**Data section:**
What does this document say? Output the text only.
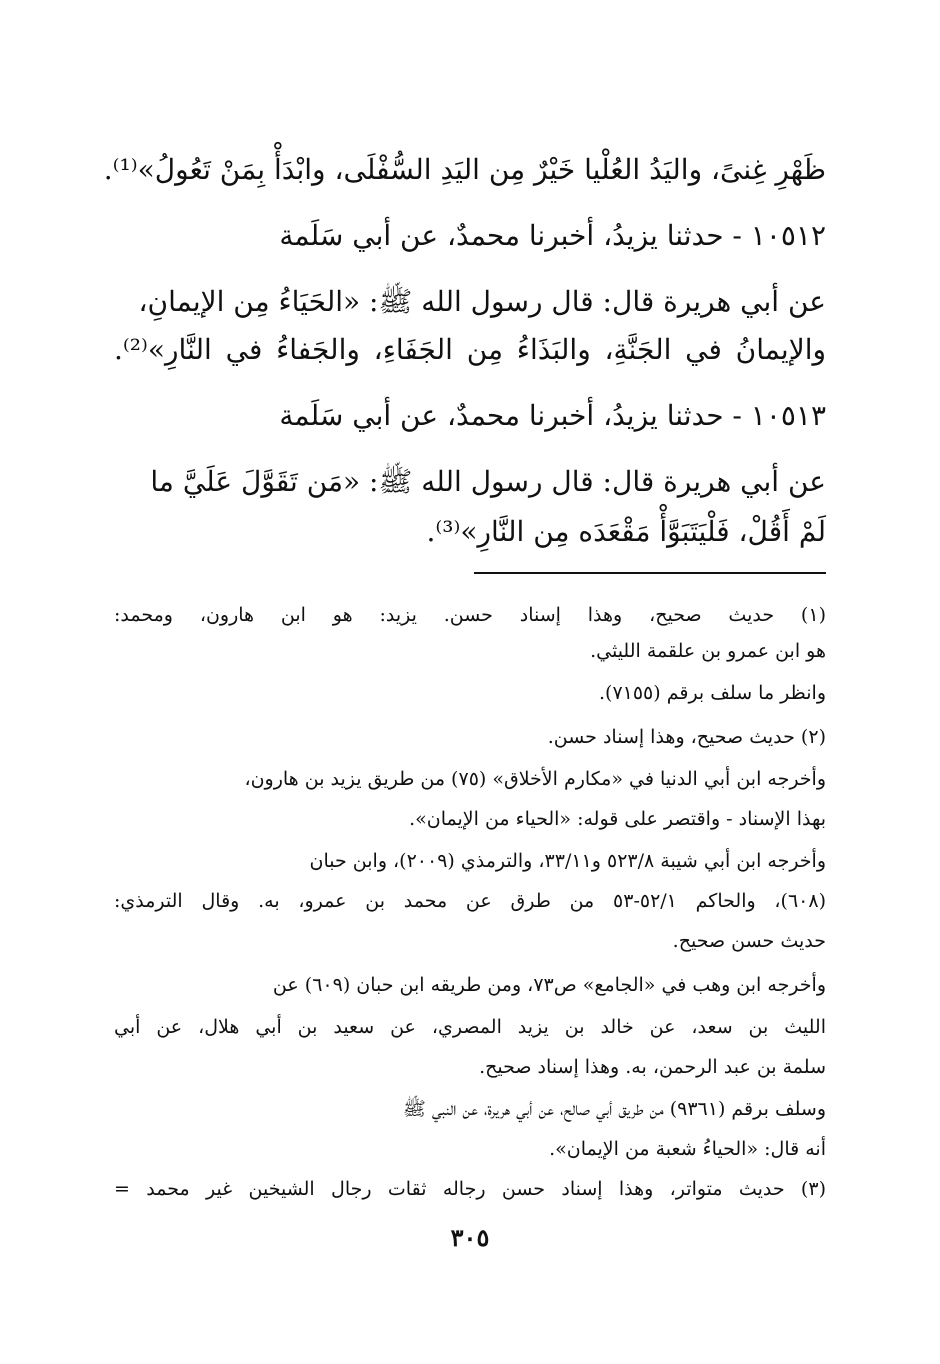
ظَهْرِ غِنىً، واليَدُ العُلْيا خَيْرٌ مِن اليَدِ السُّفْلَى، وابْدَأْ بِمَنْ تَعُولُ»⁽¹⁾.
١٠٥١٢ - حدثنا يزيدُ، أخبرنا محمدٌ، عن أبي سَلَمة
عن أبي هريرة قال: قال رسول الله ﷺ: «الحَيَاءُ مِن الإيمانِ،
والإيمانُ في الجَنَّةِ، والبَذَاءُ مِن الجَفَاءِ، والجَفاءُ في النَّارِ»⁽²⁾.
١٠٥١٣ - حدثنا يزيدُ، أخبرنا محمدٌ، عن أبي سَلَمة
عن أبي هريرة قال: قال رسول الله ﷺ: «مَن تَقَوَّلَ عَلَيَّ ما
لَمْ أَقُلْ، فَلْيَتَبَوَّأْ مَقْعَدَه مِن النَّارِ»⁽³⁾.
(١) حديث صحيح، وهذا إسناد حسن. يزيد: هو ابن هارون، ومحمد:
هو ابن عمرو بن علقمة الليثي.
وانظر ما سلف برقم (٧١٥٥).
(٢) حديث صحيح، وهذا إسناد حسن.
وأخرجه ابن أبي الدنيا في «مكارم الأخلاق» (٧٥) من طريق يزيد بن هارون،
بهذا الإسناد - واقتصر على قوله: «الحياء من الإيمان».
وأخرجه ابن أبي شيبة ٥٢٣/٨ و٣٣/١١، والترمذي (٢٠٠٩)، وابن حبان
(٦٠٨)، والحاكم ٥٢/١-٥٣ من طرق عن محمد بن عمرو، به. وقال الترمذي:
حديث حسن صحيح.
وأخرجه ابن وهب في «الجامع» ص٧٣، ومن طريقه ابن حبان (٦٠٩) عن
الليث بن سعد، عن خالد بن يزيد المصري، عن سعيد بن أبي هلال، عن أبي
سلمة بن عبد الرحمن، به. وهذا إسناد صحيح.
وسلف برقم (٩٣٦١) من طريق أبي صالح، عن أبي هريرة، عن النبي ﷺ
أنه قال: «الحياءُ شعبة من الإيمان».
(٣) حديث متواتر، وهذا إسناد حسن رجاله ثقات رجال الشيخين غير محمد =
٣٠٥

**Stated task:** Pull out all lines of the data with the string "حديث".

**Output:**
(١) حديث صحيح، وهذا إسناد حسن. يزيد: هو ابن هارون، ومحمد:
(٢) حديث صحيح، وهذا إسناد حسن.
حديث حسن صحيح.
(٣) حديث متواتر، وهذا إسناد حسن رجاله ثقات رجال الشيخين غير محمد =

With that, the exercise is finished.